--- Start of Entries ---
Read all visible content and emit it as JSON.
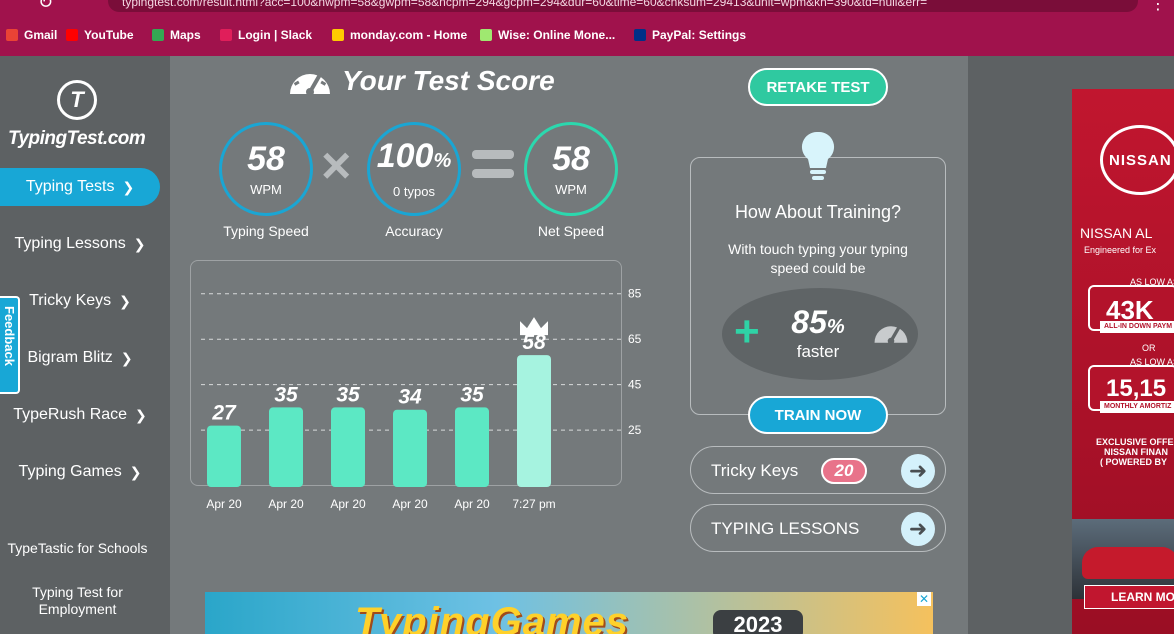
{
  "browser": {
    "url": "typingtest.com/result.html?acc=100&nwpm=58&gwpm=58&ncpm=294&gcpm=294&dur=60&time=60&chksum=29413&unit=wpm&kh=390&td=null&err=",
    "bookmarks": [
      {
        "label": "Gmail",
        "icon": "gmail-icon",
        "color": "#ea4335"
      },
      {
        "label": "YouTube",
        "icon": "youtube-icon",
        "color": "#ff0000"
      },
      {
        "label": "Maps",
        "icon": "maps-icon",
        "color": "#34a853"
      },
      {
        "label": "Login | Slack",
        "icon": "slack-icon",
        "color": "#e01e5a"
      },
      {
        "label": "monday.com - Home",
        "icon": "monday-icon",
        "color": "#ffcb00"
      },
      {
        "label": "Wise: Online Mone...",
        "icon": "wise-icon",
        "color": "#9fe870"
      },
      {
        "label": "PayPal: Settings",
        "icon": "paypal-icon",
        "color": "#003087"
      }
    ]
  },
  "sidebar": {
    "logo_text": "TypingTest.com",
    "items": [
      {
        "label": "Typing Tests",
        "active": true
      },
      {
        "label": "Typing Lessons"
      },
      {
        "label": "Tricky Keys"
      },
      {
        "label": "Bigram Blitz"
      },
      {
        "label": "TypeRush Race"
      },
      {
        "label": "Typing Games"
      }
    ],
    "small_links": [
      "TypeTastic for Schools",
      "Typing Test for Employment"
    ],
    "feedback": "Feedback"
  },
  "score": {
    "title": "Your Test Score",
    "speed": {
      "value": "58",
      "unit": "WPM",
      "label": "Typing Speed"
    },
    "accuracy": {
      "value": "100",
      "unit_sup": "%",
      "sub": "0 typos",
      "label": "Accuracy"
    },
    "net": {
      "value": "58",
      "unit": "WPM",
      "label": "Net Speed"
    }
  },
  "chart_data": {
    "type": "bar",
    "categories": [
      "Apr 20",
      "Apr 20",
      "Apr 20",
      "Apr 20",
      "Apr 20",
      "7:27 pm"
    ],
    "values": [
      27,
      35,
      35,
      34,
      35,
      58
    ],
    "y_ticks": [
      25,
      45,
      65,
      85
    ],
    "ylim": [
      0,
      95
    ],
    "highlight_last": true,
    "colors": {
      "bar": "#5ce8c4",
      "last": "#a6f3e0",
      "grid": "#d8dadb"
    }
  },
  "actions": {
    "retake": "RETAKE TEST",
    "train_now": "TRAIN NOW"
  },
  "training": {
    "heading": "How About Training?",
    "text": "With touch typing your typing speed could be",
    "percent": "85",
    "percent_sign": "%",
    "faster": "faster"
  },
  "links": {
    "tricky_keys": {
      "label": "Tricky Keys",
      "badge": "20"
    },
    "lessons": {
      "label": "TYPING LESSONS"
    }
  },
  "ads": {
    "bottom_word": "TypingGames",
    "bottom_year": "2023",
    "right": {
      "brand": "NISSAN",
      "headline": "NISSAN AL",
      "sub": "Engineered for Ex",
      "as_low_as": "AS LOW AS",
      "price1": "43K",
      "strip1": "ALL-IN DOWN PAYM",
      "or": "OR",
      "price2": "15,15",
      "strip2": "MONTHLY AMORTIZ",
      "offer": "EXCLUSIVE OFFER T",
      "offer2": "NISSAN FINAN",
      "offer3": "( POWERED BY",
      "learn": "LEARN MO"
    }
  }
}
--- End of Entries ---
--- Start of Entries ---
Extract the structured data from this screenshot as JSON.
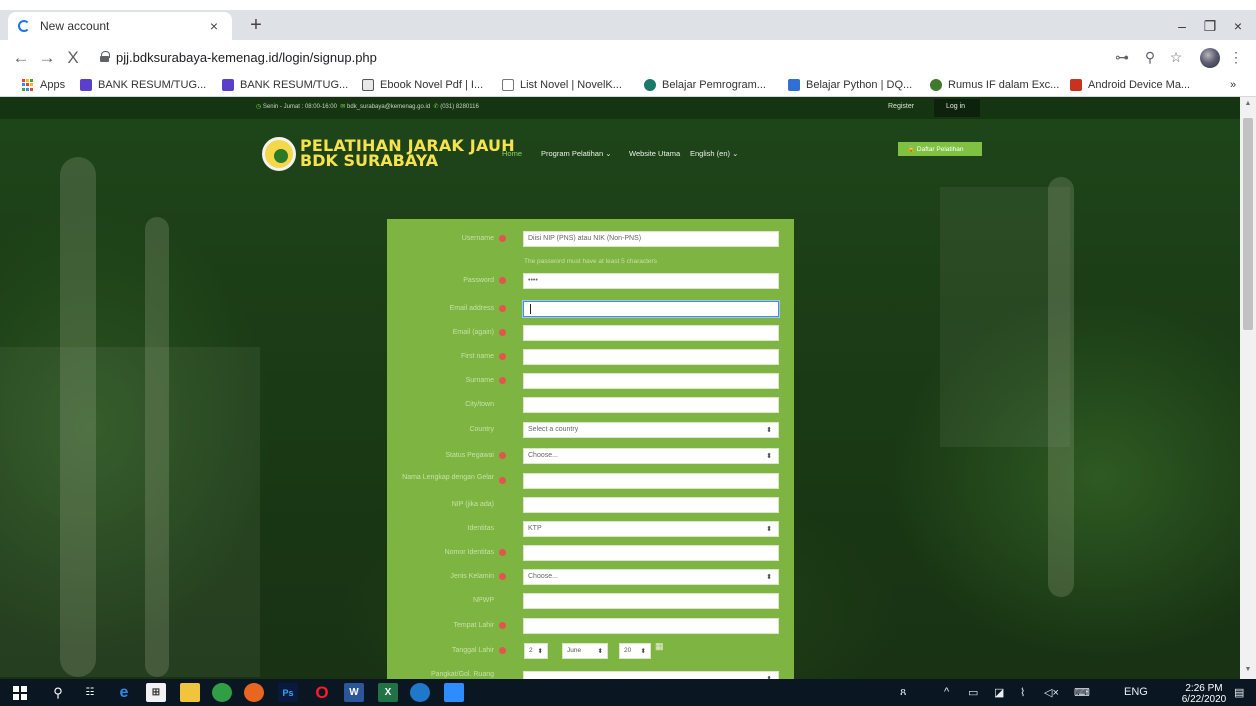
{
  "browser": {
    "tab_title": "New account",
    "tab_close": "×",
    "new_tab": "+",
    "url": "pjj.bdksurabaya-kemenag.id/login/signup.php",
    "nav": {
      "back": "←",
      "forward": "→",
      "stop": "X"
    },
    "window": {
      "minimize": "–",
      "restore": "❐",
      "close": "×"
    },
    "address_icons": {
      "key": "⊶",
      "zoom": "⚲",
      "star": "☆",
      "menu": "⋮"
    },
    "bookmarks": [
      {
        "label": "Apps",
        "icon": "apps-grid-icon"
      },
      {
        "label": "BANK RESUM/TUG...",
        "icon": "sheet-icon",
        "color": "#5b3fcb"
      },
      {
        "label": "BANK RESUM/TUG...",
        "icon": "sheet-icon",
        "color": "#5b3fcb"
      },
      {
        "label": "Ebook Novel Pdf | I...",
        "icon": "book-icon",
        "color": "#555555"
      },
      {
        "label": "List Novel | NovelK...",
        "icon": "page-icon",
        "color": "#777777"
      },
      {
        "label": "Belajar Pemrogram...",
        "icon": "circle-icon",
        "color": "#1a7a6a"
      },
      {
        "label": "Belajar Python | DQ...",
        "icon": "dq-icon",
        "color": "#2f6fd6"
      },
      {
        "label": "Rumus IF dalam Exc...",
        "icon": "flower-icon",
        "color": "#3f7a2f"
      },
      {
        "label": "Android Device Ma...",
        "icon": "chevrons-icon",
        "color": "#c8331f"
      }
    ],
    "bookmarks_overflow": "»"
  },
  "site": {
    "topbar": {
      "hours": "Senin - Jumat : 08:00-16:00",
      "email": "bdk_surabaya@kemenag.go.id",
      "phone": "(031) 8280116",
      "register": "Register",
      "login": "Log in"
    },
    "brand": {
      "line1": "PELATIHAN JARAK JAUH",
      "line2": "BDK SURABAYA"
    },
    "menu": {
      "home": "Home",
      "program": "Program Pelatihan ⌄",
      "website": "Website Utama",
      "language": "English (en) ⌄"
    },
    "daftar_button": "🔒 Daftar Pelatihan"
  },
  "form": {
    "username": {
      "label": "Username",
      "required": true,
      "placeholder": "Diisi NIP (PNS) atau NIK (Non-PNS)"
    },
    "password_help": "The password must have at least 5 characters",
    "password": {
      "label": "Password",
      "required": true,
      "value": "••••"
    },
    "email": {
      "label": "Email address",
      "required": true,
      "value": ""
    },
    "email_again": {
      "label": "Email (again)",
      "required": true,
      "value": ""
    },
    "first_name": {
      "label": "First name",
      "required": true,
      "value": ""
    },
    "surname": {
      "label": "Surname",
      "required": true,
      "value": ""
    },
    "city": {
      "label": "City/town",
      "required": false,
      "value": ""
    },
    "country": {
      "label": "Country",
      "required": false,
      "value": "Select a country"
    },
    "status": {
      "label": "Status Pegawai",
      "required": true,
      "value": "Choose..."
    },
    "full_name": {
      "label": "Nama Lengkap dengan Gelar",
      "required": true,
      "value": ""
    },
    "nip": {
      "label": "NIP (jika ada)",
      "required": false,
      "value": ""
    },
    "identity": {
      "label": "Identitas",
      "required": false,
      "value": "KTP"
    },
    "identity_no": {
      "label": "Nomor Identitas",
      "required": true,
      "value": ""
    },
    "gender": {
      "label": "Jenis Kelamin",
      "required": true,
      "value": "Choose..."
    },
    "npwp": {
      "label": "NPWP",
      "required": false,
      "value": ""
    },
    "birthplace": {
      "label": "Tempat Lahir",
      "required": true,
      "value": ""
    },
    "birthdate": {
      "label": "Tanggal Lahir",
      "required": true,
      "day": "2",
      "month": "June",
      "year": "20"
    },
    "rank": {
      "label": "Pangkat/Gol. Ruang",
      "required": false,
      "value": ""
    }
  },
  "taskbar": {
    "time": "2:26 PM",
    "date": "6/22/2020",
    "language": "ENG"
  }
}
--- End of Entries ---
Within the entries above, work out how many lines contain the word "monday". The number alone is the answer.

▸ **Answer to this task**:
2